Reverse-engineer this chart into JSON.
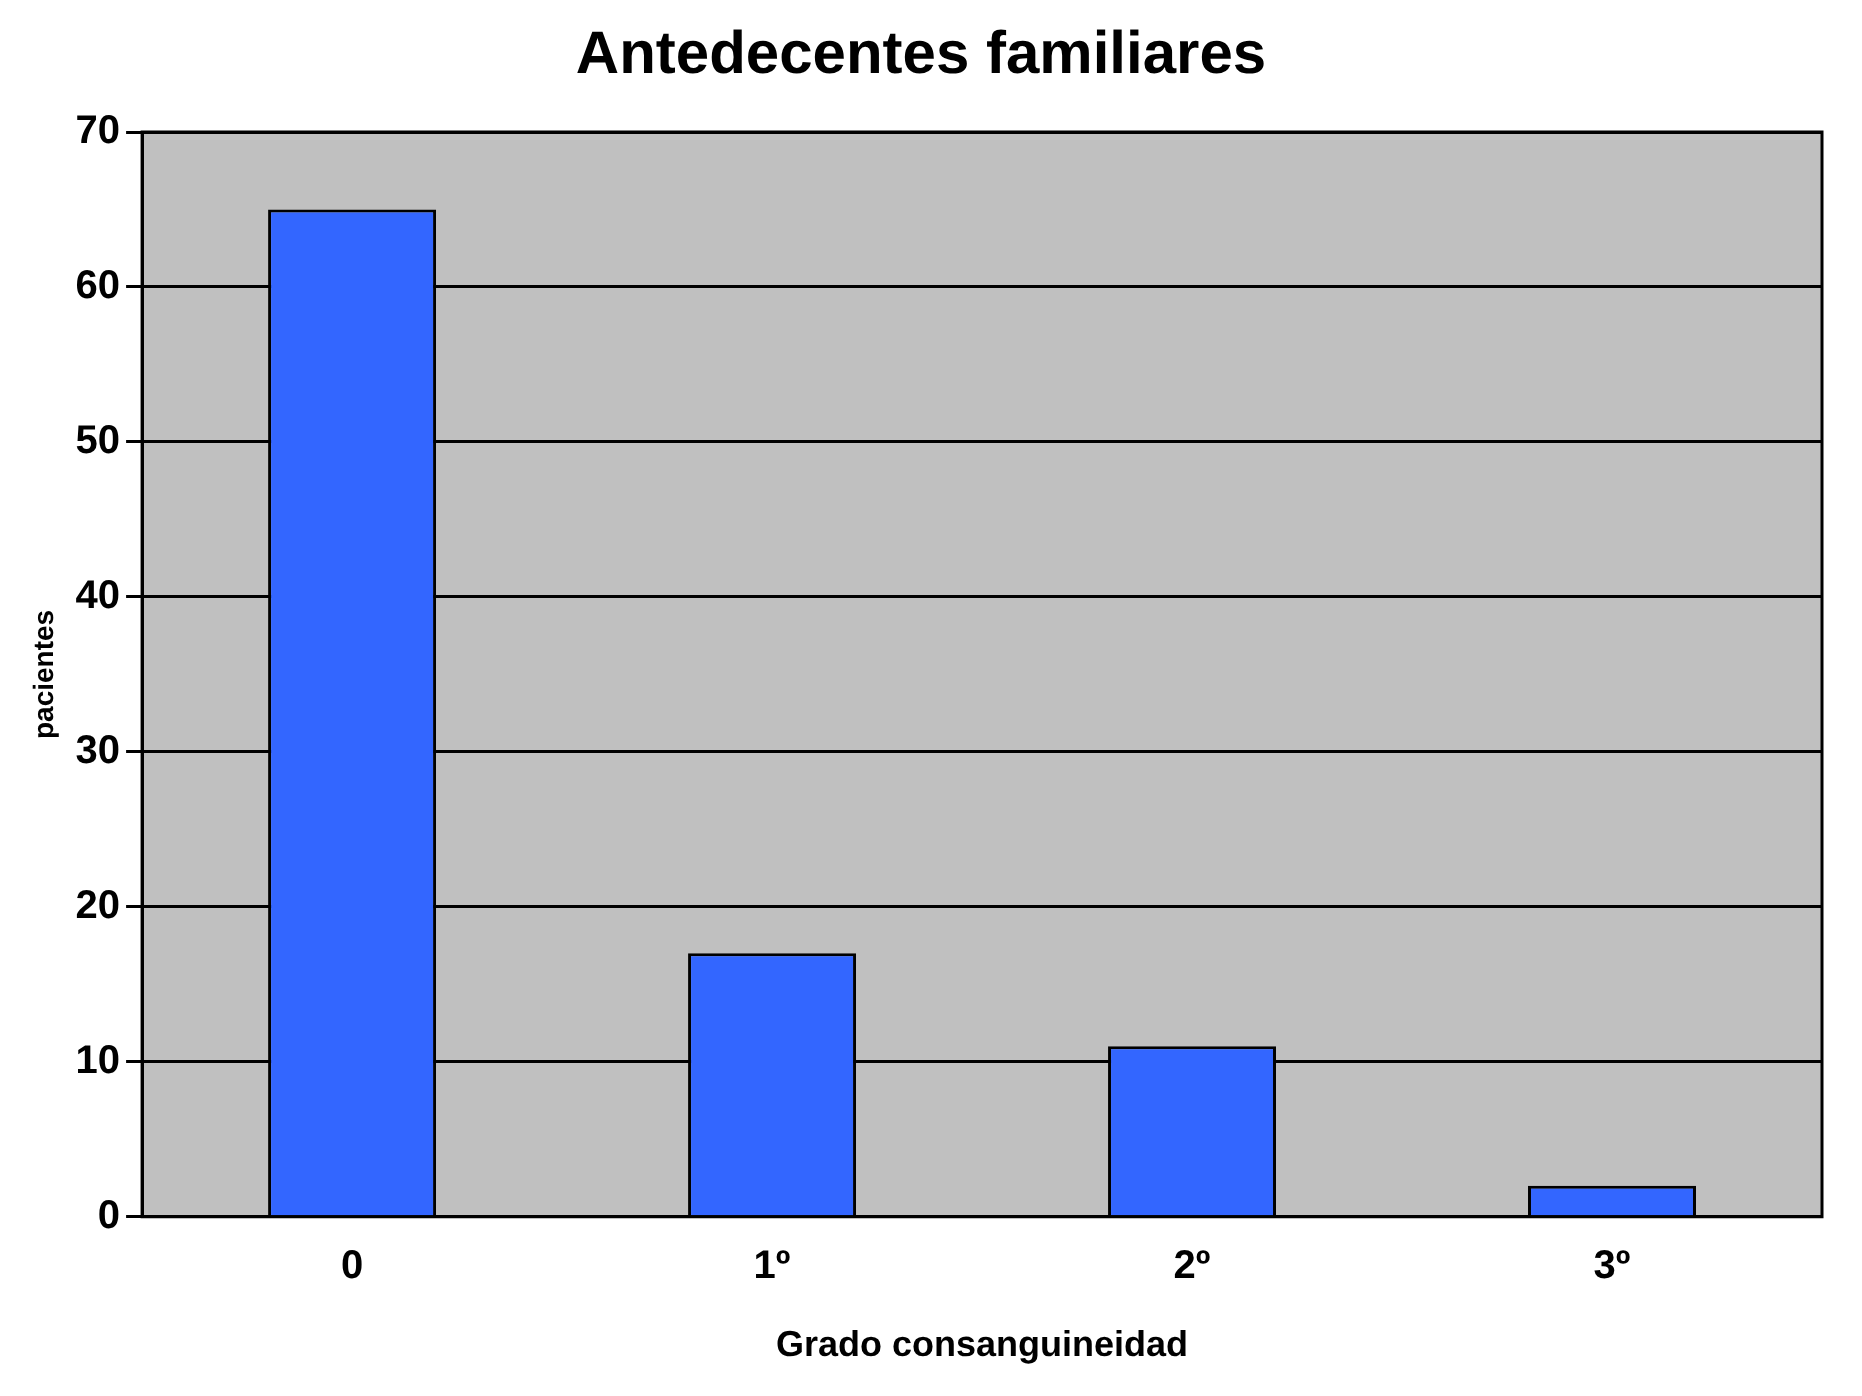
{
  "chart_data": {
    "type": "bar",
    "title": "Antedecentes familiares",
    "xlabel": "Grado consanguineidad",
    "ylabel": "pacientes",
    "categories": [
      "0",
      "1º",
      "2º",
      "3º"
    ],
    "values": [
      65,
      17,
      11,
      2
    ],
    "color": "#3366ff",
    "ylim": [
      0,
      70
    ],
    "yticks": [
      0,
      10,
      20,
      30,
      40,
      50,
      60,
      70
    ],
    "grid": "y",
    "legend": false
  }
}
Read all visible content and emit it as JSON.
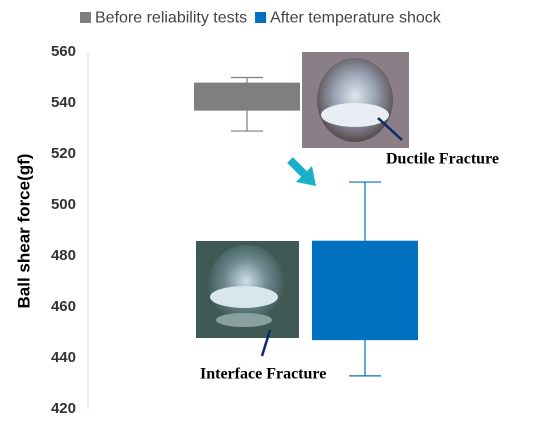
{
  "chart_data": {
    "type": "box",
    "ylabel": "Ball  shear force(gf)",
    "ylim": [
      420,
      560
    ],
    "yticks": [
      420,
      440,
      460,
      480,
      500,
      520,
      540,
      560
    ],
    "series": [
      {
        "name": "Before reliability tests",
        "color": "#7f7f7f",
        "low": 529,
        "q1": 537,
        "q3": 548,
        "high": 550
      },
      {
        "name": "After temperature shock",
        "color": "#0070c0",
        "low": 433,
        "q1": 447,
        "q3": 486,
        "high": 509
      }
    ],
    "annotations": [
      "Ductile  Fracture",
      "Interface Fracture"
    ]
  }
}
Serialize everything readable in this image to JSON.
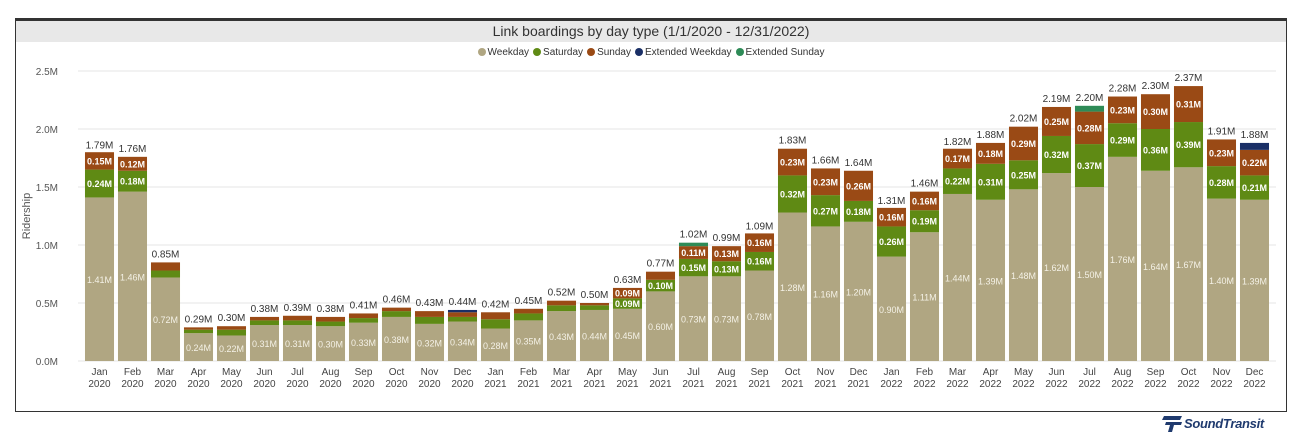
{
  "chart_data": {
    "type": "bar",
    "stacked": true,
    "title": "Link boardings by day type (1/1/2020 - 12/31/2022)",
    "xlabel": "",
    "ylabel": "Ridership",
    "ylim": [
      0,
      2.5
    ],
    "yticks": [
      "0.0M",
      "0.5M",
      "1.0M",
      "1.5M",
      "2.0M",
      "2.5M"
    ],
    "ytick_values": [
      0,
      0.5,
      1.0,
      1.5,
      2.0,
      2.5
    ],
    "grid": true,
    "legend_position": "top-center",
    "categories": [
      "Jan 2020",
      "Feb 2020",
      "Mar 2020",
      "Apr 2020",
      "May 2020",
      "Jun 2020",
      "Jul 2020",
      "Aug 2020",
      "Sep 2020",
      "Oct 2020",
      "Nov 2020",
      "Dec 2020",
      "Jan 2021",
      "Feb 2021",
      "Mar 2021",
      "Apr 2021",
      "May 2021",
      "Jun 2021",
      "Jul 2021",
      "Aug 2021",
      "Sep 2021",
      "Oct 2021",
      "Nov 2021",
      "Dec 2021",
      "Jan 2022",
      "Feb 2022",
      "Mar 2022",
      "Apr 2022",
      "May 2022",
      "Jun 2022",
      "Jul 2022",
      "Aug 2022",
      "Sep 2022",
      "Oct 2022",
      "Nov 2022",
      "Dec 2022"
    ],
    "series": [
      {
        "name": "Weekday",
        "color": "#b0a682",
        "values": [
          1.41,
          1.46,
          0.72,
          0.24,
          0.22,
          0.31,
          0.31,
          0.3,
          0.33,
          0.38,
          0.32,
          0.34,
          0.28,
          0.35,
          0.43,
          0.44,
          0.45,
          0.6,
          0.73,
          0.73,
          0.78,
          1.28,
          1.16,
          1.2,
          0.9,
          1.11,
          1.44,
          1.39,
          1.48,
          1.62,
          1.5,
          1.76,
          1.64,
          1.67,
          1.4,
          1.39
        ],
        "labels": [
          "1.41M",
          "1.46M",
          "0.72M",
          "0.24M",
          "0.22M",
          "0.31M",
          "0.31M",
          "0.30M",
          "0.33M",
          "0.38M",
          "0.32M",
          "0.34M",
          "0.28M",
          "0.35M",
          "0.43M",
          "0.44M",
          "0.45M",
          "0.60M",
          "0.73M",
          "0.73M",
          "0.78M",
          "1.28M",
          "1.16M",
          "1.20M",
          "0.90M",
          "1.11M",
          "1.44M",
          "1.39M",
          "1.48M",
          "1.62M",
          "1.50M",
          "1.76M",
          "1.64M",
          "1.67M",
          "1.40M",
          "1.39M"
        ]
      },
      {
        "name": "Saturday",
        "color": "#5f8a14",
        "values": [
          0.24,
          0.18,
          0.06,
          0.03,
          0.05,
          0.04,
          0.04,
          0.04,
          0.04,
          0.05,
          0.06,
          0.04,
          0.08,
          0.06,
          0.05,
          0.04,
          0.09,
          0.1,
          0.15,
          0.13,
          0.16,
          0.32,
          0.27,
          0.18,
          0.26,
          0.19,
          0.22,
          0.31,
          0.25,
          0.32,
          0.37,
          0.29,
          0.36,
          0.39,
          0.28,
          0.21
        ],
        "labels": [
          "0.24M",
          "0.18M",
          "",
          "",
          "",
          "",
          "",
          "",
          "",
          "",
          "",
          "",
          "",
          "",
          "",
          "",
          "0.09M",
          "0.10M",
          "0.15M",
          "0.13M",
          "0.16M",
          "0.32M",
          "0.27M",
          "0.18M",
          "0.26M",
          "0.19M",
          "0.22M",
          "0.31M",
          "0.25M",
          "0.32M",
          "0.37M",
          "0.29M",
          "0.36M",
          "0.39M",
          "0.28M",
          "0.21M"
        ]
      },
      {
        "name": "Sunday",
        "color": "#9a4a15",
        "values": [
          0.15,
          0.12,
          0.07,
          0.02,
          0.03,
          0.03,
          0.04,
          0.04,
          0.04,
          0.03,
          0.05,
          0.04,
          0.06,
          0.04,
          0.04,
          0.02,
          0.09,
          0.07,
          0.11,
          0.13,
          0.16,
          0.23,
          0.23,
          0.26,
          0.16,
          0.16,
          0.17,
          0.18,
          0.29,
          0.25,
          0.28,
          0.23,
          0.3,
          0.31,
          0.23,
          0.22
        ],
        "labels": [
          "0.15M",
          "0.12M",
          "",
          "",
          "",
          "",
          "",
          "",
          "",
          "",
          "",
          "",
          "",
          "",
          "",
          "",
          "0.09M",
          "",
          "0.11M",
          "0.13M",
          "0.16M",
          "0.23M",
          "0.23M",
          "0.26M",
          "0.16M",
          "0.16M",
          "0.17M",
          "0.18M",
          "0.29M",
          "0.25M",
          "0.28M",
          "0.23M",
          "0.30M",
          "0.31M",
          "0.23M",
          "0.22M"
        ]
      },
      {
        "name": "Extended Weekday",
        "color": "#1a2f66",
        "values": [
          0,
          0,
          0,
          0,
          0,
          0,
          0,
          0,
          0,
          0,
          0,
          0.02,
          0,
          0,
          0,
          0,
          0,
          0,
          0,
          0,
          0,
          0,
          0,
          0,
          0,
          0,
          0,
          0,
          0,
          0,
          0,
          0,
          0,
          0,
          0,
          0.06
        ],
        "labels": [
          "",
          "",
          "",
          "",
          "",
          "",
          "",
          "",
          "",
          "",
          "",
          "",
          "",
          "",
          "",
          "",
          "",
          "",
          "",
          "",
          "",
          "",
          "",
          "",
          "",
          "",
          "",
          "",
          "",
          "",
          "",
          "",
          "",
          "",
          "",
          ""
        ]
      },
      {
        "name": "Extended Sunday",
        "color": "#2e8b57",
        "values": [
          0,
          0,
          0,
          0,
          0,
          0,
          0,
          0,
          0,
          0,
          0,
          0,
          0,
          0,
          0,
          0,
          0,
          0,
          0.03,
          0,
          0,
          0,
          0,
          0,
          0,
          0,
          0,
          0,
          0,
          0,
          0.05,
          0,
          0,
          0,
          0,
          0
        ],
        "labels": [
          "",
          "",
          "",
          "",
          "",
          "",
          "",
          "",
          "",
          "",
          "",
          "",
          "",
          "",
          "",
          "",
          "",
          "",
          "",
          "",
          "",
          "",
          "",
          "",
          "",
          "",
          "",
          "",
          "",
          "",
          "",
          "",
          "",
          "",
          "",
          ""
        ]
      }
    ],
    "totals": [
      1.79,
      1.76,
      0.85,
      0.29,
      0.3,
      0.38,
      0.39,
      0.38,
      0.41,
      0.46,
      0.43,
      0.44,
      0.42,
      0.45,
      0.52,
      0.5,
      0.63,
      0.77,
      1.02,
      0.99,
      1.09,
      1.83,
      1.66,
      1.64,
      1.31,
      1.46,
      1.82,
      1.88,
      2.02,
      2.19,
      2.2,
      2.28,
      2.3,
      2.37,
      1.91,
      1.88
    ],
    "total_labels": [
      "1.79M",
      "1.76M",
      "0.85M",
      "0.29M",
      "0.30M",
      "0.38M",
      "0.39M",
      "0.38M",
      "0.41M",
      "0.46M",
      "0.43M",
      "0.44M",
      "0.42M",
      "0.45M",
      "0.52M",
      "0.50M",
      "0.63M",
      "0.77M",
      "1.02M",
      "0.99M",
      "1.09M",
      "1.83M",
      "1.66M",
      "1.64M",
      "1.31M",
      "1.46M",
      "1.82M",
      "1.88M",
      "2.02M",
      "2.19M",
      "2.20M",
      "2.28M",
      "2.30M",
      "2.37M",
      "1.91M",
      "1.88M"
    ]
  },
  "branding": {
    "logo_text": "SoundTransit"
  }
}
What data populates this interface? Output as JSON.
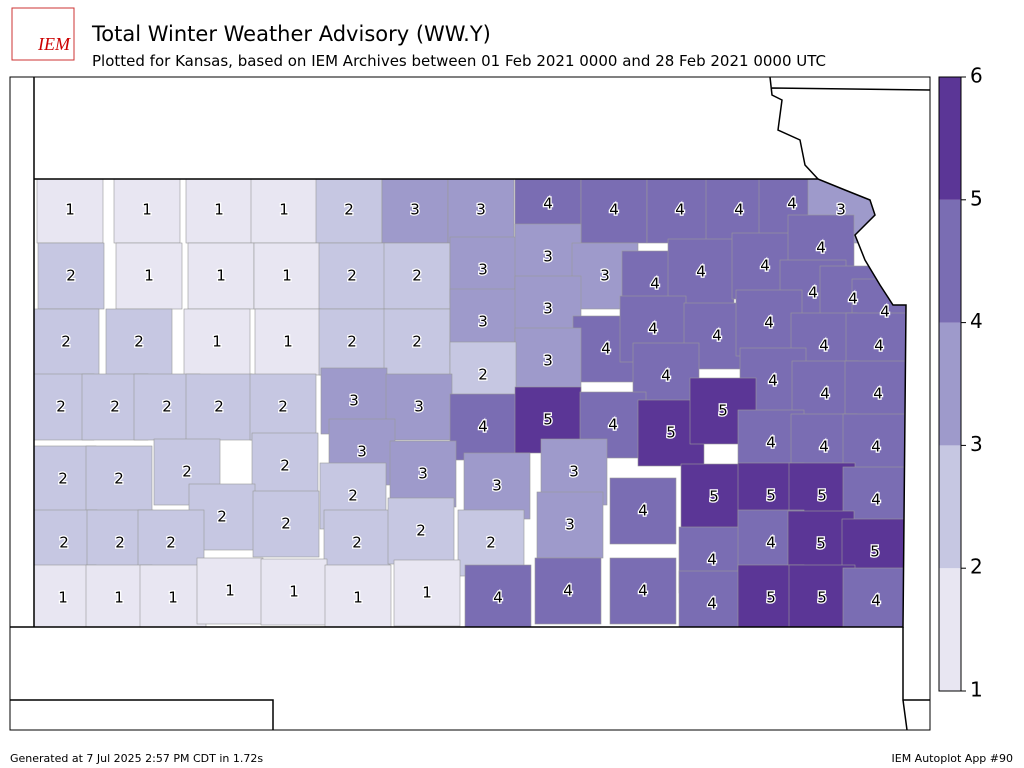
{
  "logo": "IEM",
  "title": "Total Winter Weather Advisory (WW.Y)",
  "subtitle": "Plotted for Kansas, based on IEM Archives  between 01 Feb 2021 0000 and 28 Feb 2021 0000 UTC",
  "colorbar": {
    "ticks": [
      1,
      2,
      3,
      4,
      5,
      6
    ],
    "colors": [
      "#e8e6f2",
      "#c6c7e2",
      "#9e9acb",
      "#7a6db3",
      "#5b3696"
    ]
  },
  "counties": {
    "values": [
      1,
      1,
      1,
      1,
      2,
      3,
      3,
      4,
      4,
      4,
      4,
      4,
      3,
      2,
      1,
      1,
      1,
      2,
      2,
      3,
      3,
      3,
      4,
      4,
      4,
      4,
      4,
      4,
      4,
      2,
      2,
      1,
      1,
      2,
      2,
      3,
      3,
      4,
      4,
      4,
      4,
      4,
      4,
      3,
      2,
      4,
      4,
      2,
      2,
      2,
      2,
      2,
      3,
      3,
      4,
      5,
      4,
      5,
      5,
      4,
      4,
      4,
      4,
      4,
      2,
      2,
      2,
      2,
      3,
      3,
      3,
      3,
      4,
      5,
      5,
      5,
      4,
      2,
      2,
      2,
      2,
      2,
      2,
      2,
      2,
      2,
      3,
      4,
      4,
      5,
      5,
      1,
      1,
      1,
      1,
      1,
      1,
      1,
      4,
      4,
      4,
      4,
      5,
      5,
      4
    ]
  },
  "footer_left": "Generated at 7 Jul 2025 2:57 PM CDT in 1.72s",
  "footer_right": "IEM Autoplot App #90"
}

Task to carry out -
Your answer should be a single number: the count of lines in these records that hold the string "this".

Finished exercise -
3